> Provided data

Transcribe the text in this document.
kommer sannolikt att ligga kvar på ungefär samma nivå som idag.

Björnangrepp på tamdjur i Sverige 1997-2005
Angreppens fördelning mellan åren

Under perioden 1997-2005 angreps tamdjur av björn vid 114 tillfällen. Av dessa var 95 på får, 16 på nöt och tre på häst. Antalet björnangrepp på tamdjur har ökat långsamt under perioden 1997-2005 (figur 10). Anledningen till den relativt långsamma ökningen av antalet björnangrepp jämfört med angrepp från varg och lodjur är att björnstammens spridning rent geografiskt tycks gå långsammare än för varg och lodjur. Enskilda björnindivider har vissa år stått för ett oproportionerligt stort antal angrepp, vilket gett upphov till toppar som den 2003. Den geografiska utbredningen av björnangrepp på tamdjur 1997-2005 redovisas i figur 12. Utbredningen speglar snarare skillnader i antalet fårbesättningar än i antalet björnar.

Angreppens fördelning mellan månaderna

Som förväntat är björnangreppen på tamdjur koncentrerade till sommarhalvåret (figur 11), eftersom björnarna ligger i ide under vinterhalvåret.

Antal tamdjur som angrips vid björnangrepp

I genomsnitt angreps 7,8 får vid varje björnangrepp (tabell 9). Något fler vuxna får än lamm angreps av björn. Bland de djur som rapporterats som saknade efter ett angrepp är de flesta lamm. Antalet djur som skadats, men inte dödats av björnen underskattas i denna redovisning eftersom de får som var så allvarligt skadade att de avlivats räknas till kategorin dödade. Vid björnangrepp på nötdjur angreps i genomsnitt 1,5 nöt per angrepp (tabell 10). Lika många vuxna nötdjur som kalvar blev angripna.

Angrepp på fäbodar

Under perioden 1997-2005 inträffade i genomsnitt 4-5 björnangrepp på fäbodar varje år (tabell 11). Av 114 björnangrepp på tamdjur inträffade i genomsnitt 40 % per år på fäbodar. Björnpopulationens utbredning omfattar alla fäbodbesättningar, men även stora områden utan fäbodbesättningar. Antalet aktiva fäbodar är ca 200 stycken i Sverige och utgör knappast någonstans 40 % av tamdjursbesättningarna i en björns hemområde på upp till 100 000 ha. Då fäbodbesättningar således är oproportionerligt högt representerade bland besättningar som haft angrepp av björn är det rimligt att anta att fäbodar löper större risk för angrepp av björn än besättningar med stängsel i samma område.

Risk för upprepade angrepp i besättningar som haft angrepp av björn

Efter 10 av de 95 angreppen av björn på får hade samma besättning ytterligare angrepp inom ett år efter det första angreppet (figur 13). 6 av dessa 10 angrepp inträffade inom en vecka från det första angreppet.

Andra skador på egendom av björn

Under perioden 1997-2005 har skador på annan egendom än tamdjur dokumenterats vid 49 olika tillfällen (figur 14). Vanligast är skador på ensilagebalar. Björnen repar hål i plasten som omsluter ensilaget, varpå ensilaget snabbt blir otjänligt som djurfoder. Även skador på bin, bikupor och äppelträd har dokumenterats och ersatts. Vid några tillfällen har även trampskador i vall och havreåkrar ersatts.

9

> Task details
Each line of the entries above that has the word "Angreppens" is to be copied.

> Written answer
Angreppens fördelning mellan åren
Angreppens fördelning mellan månaderna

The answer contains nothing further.